» **Texte fourni**:
☆ ☆ ☆ ☆
Vu les procédures suivantes :
1°) Sous le n° 494066, la commune de La Couronne a demandé au tribunal administratif de Poitiers, d'une part, d'annuler pour excès de pouvoir l'arrêté interministériel du 15 septembre 2020 refusant de reconnaître l'état de catastrophe naturelle sur son territoire pour les mouvements de terrains différentiels consécutifs aux épisodes de sécheresse et de réhydratation des sols survenues en 2019, pour la période du 1er janvier au 31 décembre 2019 et, d'autre part, à ce qu'il soit enjoint à l'Etat de prendre un arrêté portant reconnaissance de l'état de catastrophe naturelle sur son territoire dans un délai d'un mois à compter du jugement.
Par un jugement n° 2003164 du 1er février 2022, le tribunal a annulé l'arrêté du 15 septembre 2020 en tant qu'il n'a pas inscrit la commune de La Couronne sur la liste des communes reconnues en état de catastrophe naturelle au titre des mouvements de terrain différentiels consécutifs à la sécheresse et à la réhydratation des sols pour la période courant du 1er janvier au 31 décembre 2019 et a enjoint à l'Etat de procéder à un nouvel examen de la demande de la commune.
Par un arrêt n° 22BX00519 du 5 mars 2024, la cour administrative d'appel de Bordeaux a, sur la requête du ministre de l'intérieur et des outre-mer, annulé ce jugement et rejeté la demande présentée devant ce tribunal par la commune de La Couronne, ainsi que ses conclusions présentées en appel.
Par un pourvoi sommaire et un mémoire complémentaire, enregistrés les 6 mai
et 6 août 2024 au secrétariat du contentieux du Conseil d'Etat, la commune de La Couronne demande au Conseil d'Etat :
1°) d'annuler cet arrêt ;
2°) réglant l'affaire au fond, de faire droit à ses conclusions de première instance et d'appel ;
3°) de mettre à la charge de l'Etat la somme de 3 000 euros au titre de l'article L. 761-1 du code de justice administrative.
2°) Sous le n° 494067, la commune de Cognac a demandé au tribunal administratif de Poitiers, d'une part, d'annuler pour excès de pouvoir l'arrêté interministériel du 15 septembre 2020 refusant de reconnaître l'état de catastrophe naturelle sur son territoire pour les mouvements de terrains différentiels consécutifs aux épisodes de sécheresse et de réhydratation des sols survenues en 2019, pour la période du 1er janvier au 31 décembre 2019 et, d'autre part, à ce qu'il soit enjoint à l'Etat de prendre un arrêté portant reconnaissance de l'état de catastrophe naturelle sur son territoire dans un délai d'un mois à compter du jugement.
Par un jugement n° 2003162 du 14 juin 2022, le tribunal a annulé l'arrêté du 15 septembre 2020 en tant qu'il n'a pas inscrit la commune de Cognac sur la liste des communes reconnues en état de catastrophe naturelle au titre des mouvements de terrain différentiels consécutifs à la sécheresse et à la réhydratation des sols pour la période courant du 1er janvier au 31 décembre 2019 et a enjoint à l'Etat de procéder à un nouvel examen de la demande de la commune.
☆ ☆ ☆ ☆
[Entrées tirées d'une collection]

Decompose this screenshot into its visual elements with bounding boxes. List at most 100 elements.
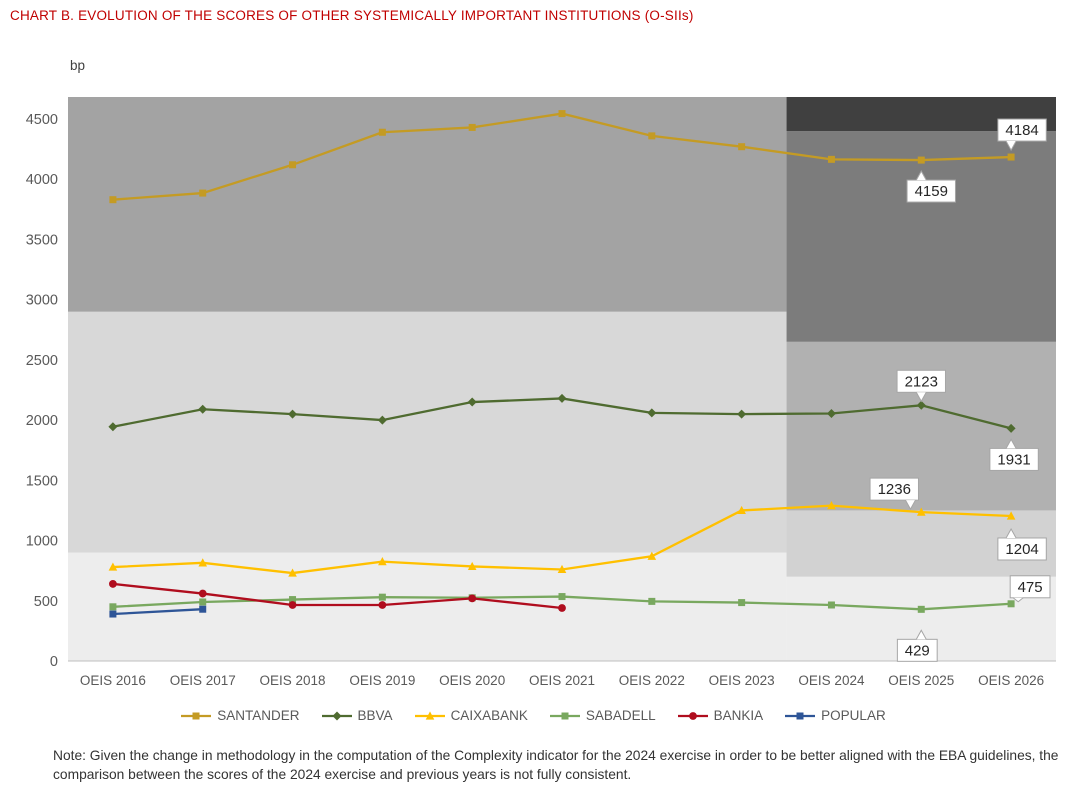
- x-tick-label: OEIS 2025: [888, 673, 954, 688]
- legend-label: POPULAR: [821, 708, 886, 723]
- data-point-marker: [467, 397, 477, 407]
- y-axis-unit-label: bp: [70, 58, 86, 73]
- chart-note: Note: Given the change in methodology in…: [53, 748, 1059, 782]
- data-point-marker: [648, 132, 656, 140]
- series-caixabank: [108, 501, 1016, 577]
- legend-marker-square-icon: [181, 712, 212, 719]
- data-point-marker: [467, 561, 477, 571]
- x-tick-label: OEIS 2024: [798, 673, 865, 688]
- data-label-1931: 1931: [989, 438, 1039, 471]
- data-label-1236: 1236: [869, 477, 919, 511]
- data-point-marker: [647, 408, 657, 418]
- chart-title: CHART B. EVOLUTION OF THE SCORES OF OTHE…: [10, 8, 694, 23]
- data-point-marker: [288, 601, 297, 609]
- background-band: [68, 97, 787, 312]
- data-point-marker: [378, 593, 386, 601]
- series-line: [112, 582, 563, 610]
- y-tick-label: 4000: [26, 172, 58, 188]
- data-point-marker: [737, 505, 746, 515]
- legend-marker: [688, 711, 697, 720]
- series-bbva: [108, 393, 1016, 433]
- x-tick-label: OEIS 2019: [349, 673, 415, 688]
- data-point-marker: [917, 156, 925, 164]
- data-point-marker: [557, 393, 567, 403]
- data-label-475: 475: [1009, 575, 1051, 603]
- background-band: [68, 311, 787, 553]
- y-tick-label: 4500: [26, 112, 58, 128]
- data-point-marker: [468, 123, 476, 131]
- data-label-tail: [1012, 597, 1024, 603]
- data-point-marker: [1006, 423, 1016, 433]
- data-label-tail: [915, 170, 927, 181]
- x-tick-label: OEIS 2026: [978, 673, 1044, 688]
- data-label-box: [997, 537, 1047, 561]
- data-point-marker: [198, 589, 207, 598]
- data-point-marker: [827, 155, 835, 163]
- legend-marker: [425, 710, 434, 720]
- data-point-marker: [647, 551, 657, 560]
- highlight-band: [786, 131, 1056, 342]
- data-label-box: [906, 179, 956, 203]
- data-point-marker: [378, 601, 387, 609]
- data-point-marker: [289, 161, 297, 169]
- data-point-marker: [1006, 511, 1016, 520]
- data-label-tail: [915, 392, 927, 403]
- y-tick-label: 2500: [26, 353, 58, 369]
- data-label-box: [869, 477, 919, 501]
- y-tick-label: 500: [34, 594, 58, 610]
- legend-marker: [796, 712, 804, 719]
- legend-label: CAIXABANK: [450, 708, 528, 723]
- data-point-marker: [916, 507, 926, 516]
- data-point-marker: [109, 610, 117, 618]
- data-label-text: 1204: [1005, 541, 1038, 558]
- data-point-marker: [827, 601, 835, 609]
- data-point-marker: [378, 128, 386, 136]
- legend-item-caixabank: CAIXABANK: [414, 708, 528, 723]
- data-point-marker: [557, 564, 567, 574]
- data-point-marker: [558, 110, 566, 118]
- legend-marker: [332, 711, 342, 720]
- y-tick-label: 1500: [26, 473, 58, 489]
- data-point-marker: [826, 408, 836, 418]
- data-point-marker: [108, 422, 118, 432]
- legend-label: BANKIA: [713, 708, 764, 723]
- background-band: [68, 552, 787, 661]
- chart-legend: SANTANDER BBVA CAIXABANK SABADELL BANKIA POPU…: [0, 708, 1067, 723]
- data-point-marker: [1007, 600, 1015, 608]
- y-tick-label: 3000: [26, 293, 58, 309]
- data-label-1204: 1204: [997, 527, 1047, 561]
- data-point-marker: [199, 605, 207, 613]
- data-point-marker: [558, 593, 566, 601]
- data-point-marker: [198, 558, 208, 567]
- x-tick-label: OEIS 2023: [709, 673, 775, 688]
- data-label-4159: 4159: [906, 170, 956, 203]
- data-point-marker: [737, 409, 747, 419]
- data-point-marker: [917, 605, 925, 613]
- data-point-marker: [109, 580, 117, 588]
- data-point-marker: [109, 603, 117, 611]
- data-point-marker: [648, 597, 656, 605]
- line-chart: 0 500 1000 1500 2000 2500 3000 3500 4000 4500 OEIS…: [26, 97, 1056, 688]
- series-bankia: [109, 580, 566, 612]
- legend-marker-triangle-icon: [414, 710, 445, 720]
- data-point-marker: [108, 562, 118, 571]
- data-label-text: 2123: [905, 373, 938, 390]
- data-label-tail: [1005, 140, 1017, 152]
- data-label-429: 429: [896, 629, 938, 662]
- y-tick-label: 1000: [26, 534, 58, 550]
- data-point-marker: [827, 501, 836, 510]
- series-popular: [109, 605, 207, 618]
- highlight-band: [786, 341, 1056, 511]
- legend-label: SANTANDER: [217, 708, 300, 723]
- legend-item-bbva: BBVA: [321, 708, 393, 723]
- data-point-marker: [288, 409, 298, 419]
- data-label-tail: [905, 499, 916, 511]
- legend-marker-diamond-icon: [321, 711, 352, 720]
- data-label-text: 1236: [878, 481, 911, 498]
- series-line: [112, 608, 203, 616]
- x-tick-label: OEIS 2016: [80, 673, 146, 688]
- data-point-marker: [558, 604, 566, 612]
- data-label-text: 4159: [915, 183, 948, 200]
- data-label-text: 475: [1018, 579, 1043, 596]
☆ ☆ ☆ ☆
» **Consignes de l'exercice**:
Rédigez la suite du texte fourni sur les refus de reconnaissance de l'état de catastrophe naturelle, en repartant après sa dernière phrase.

» **Résultat ci-dessous**:
Par un arrêt n° 22BX02120 du 5 mars 2024, la cour administrative d'appel de Bordeaux a, sur la requête du ministre de l'intérieur et des outre-mer, annulé ce jugement et rejeté la demande présentée devant ce tribunal par la commune de Cognac ainsi que ses conclusions présentées en appel.
Par un pourvoi sommaire et un mémoire complémentaire, enregistrés les 6 mai et 6 août 2024 au secrétariat du contentieux du Conseil d'Etat, la commune de Cognac demande au Conseil d'Etat :
1°) d'annuler cet arrêt ;
2°) réglant l'affaire au fond, de faire droit à ses conclusions de première instance et d'appel ;
3°) de mettre à la charge de l'Etat la somme de 3 000 euros au titre de l'article L. 761-1 du code de justice administrative.
....................................................................................
3°) Sous le n° 494069, la commune d'Aize a demandé au tribunal administratif de Limoges, d'une part, d'annuler pour excès de pouvoir l'arrêté interministériel du 18 juin 2019 refusant de reconnaitre l'état de catastrophe naturelle sur son territoire pour les mouvements de terrain différentiels consécutifs aux épisodes de sécheresse et de réhydratation des sols survenus en 2018, pour la période du 1er janvier au 31 décembre 2018 et, d'autre part, d'enjoindre à l'Etat de prendre un arrêté portant reconnaissance de l'état de catastrophe naturelle sur son territoire dans le délai d'un mois à compter de la notification du jugement.
Par un jugement n° 2000006 du 24 novembre 2022, le tribunal a annulé l'arrêté du 18 juin 2019 en tant qu'il n'a pas inscrit la commune d'Aize sur la liste des communes reconnues en état de catastrophe naturelle au titre des mouvements de terrain différentiels consécutifs à la sécheresse et à la réhydratation des sols pour la période courant du 1er janvier au 31 décembre 2018 et a enjoint à l'Etat de procéder à un nouvel examen de la demande de la commune.
Par un arrêt n° 22BX03026 du 5 mars 2024, la cour administrative d'appel de Bordeaux a, sur la requête du ministre de l'intérieur et des outre-mer, annulé ce jugement et rejeté la demande présentée devant ce tribunal par la commune d'Aize ainsi que ses conclusions présentées en appel.
Par un pourvoi sommaire et un mémoire complémentaire, enregistrés les 6 mai et 6 août 2024 au secrétariat du contentieux du Conseil d'Etat, la commune d'Aize demande au Conseil d'Etat :
1°) d'annuler cet arrêt ;
2°) réglant l'affaire au fond, de faire droit à ses conclusions de première instance et d'appel ;
3°) de mettre à la charge de l'Etat la somme de 3 000 euros au titre de l'article L. 761-1 du code de justice administrative.
....................................................................................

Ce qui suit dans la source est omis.